- **WRITTEN TASK**
Extract every line that contains the string "盲盒交友".

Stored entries

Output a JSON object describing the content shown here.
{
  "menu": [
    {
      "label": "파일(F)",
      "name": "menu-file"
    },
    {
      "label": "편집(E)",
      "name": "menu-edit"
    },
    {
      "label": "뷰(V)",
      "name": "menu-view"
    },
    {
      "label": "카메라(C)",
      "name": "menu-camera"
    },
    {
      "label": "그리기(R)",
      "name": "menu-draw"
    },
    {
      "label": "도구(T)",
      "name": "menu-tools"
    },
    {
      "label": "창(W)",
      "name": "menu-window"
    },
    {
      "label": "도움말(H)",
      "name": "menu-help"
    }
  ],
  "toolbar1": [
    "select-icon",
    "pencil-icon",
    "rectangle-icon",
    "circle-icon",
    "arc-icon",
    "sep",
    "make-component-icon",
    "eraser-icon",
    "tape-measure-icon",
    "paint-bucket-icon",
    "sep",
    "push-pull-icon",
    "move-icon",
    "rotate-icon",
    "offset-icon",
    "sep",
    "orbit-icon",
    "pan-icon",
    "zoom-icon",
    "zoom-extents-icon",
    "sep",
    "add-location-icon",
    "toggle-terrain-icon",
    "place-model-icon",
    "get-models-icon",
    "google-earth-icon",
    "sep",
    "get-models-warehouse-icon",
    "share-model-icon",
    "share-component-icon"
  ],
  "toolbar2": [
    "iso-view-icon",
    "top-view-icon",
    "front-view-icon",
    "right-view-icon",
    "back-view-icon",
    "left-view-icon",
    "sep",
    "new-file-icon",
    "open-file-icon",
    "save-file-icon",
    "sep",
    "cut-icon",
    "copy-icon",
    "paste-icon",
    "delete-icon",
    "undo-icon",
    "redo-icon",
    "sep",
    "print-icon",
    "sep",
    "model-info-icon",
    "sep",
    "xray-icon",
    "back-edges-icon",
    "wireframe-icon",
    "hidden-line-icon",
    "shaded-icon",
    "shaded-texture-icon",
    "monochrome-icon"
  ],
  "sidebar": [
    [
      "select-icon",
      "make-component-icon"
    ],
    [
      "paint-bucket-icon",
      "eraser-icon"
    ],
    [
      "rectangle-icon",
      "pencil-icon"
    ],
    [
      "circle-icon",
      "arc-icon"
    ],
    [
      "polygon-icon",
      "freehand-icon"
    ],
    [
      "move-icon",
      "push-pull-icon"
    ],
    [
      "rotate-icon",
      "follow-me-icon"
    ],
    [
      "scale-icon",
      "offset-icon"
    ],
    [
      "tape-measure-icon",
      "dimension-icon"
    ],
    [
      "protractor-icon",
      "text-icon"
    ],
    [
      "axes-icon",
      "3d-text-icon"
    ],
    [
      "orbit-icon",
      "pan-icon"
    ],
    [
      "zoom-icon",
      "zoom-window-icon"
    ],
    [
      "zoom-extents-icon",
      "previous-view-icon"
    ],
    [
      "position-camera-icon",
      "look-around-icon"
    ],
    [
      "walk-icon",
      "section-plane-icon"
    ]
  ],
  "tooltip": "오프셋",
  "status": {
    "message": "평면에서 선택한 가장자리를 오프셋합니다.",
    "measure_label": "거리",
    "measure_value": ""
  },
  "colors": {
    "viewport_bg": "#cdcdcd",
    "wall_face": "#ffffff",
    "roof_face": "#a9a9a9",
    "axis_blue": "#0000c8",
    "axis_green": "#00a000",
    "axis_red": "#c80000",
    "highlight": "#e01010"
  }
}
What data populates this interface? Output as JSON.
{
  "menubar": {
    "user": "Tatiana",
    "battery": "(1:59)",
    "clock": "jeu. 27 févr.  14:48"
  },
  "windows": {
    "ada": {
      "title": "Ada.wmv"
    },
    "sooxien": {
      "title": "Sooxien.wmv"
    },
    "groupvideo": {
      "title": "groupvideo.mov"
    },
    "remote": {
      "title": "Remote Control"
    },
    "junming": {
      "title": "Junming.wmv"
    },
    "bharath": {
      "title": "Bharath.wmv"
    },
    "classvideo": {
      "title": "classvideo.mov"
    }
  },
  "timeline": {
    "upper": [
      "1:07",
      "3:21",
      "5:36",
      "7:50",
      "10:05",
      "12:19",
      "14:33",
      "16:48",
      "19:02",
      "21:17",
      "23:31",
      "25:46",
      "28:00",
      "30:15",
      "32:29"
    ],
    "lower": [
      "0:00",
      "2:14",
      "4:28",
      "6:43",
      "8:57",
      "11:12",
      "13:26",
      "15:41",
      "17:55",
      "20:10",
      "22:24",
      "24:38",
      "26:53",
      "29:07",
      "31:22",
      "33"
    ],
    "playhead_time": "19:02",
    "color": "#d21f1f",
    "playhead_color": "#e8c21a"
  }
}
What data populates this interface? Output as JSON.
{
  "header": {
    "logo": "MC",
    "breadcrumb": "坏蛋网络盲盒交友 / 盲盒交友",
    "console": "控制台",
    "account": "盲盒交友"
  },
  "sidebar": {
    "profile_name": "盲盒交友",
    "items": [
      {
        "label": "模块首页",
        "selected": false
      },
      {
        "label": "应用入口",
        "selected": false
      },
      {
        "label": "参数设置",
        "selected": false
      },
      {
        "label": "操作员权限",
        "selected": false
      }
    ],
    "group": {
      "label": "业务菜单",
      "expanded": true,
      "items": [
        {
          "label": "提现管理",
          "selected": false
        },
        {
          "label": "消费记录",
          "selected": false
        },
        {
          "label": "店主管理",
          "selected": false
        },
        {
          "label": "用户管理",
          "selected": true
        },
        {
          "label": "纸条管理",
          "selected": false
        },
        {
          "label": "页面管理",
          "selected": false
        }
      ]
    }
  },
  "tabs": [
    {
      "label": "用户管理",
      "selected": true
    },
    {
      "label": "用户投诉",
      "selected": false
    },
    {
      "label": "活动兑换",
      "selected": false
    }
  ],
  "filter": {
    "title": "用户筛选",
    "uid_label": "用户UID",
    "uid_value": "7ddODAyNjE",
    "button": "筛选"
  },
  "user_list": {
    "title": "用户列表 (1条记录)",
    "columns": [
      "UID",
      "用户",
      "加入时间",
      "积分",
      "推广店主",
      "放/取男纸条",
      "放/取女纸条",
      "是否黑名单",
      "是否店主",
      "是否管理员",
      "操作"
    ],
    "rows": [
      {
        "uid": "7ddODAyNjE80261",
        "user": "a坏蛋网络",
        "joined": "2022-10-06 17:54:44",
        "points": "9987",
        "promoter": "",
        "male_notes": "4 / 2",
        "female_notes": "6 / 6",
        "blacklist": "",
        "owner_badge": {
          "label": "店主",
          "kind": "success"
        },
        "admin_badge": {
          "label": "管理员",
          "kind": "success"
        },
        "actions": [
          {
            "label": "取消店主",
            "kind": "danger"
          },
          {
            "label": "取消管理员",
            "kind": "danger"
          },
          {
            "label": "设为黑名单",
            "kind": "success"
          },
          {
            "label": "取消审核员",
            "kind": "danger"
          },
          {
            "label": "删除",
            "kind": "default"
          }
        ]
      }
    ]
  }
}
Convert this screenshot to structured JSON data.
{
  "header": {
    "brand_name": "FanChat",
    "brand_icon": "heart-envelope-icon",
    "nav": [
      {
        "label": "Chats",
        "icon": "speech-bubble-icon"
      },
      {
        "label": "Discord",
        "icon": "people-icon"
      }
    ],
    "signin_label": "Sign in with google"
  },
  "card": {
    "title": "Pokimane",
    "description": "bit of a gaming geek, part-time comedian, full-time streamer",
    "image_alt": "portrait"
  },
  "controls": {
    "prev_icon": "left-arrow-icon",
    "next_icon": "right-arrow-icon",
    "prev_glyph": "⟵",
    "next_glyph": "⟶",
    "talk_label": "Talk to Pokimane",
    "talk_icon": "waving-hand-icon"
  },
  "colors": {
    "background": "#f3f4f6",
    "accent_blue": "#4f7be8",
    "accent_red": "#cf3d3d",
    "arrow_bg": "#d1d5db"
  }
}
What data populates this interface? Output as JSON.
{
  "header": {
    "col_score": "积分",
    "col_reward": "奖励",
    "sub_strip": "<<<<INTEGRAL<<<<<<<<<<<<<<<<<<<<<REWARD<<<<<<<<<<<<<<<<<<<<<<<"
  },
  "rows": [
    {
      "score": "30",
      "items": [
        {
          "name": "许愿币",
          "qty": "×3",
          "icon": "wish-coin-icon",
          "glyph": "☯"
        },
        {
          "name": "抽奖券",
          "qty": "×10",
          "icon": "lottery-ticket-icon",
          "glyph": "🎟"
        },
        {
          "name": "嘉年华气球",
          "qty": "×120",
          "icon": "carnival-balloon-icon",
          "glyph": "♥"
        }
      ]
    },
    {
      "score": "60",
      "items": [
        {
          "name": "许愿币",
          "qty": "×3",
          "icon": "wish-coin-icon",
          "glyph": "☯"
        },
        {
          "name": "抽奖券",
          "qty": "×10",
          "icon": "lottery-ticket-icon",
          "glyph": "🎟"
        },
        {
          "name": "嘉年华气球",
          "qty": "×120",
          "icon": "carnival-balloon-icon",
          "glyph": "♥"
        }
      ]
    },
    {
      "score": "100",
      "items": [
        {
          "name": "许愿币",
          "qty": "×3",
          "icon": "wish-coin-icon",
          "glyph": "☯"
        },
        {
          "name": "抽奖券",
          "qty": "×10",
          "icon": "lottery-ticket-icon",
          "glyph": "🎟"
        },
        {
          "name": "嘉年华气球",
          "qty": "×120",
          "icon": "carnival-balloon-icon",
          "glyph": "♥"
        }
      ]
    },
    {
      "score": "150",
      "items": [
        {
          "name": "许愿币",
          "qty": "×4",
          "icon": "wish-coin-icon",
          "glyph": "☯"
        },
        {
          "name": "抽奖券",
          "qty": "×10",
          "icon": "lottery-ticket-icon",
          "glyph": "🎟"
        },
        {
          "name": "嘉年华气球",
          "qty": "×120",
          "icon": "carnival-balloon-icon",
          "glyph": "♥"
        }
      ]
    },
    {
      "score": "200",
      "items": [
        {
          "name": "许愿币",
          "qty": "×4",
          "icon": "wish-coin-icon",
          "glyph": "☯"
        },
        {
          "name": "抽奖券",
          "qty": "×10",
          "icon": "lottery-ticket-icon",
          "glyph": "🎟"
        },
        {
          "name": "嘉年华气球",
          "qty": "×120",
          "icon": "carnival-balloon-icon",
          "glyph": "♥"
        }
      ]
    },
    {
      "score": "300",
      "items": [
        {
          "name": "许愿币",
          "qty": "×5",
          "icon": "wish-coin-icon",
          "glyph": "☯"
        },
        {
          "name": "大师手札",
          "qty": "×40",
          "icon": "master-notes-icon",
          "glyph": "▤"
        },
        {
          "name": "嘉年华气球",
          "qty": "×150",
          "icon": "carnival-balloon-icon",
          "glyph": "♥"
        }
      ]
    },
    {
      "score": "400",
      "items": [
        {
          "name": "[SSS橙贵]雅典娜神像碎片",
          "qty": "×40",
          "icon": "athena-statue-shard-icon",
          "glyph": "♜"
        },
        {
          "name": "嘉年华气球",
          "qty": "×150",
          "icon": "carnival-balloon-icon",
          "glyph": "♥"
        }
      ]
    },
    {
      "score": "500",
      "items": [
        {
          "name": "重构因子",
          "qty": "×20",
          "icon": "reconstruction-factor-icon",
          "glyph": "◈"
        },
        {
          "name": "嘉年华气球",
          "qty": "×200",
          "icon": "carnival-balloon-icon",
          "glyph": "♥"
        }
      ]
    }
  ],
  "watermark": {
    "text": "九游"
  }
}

- **SOLUTION BELOW**
    "breadcrumb": "坏蛋网络盲盒交友 / 盲盒交友",
    "account": "盲盒交友"
    "profile_name": "盲盒交友",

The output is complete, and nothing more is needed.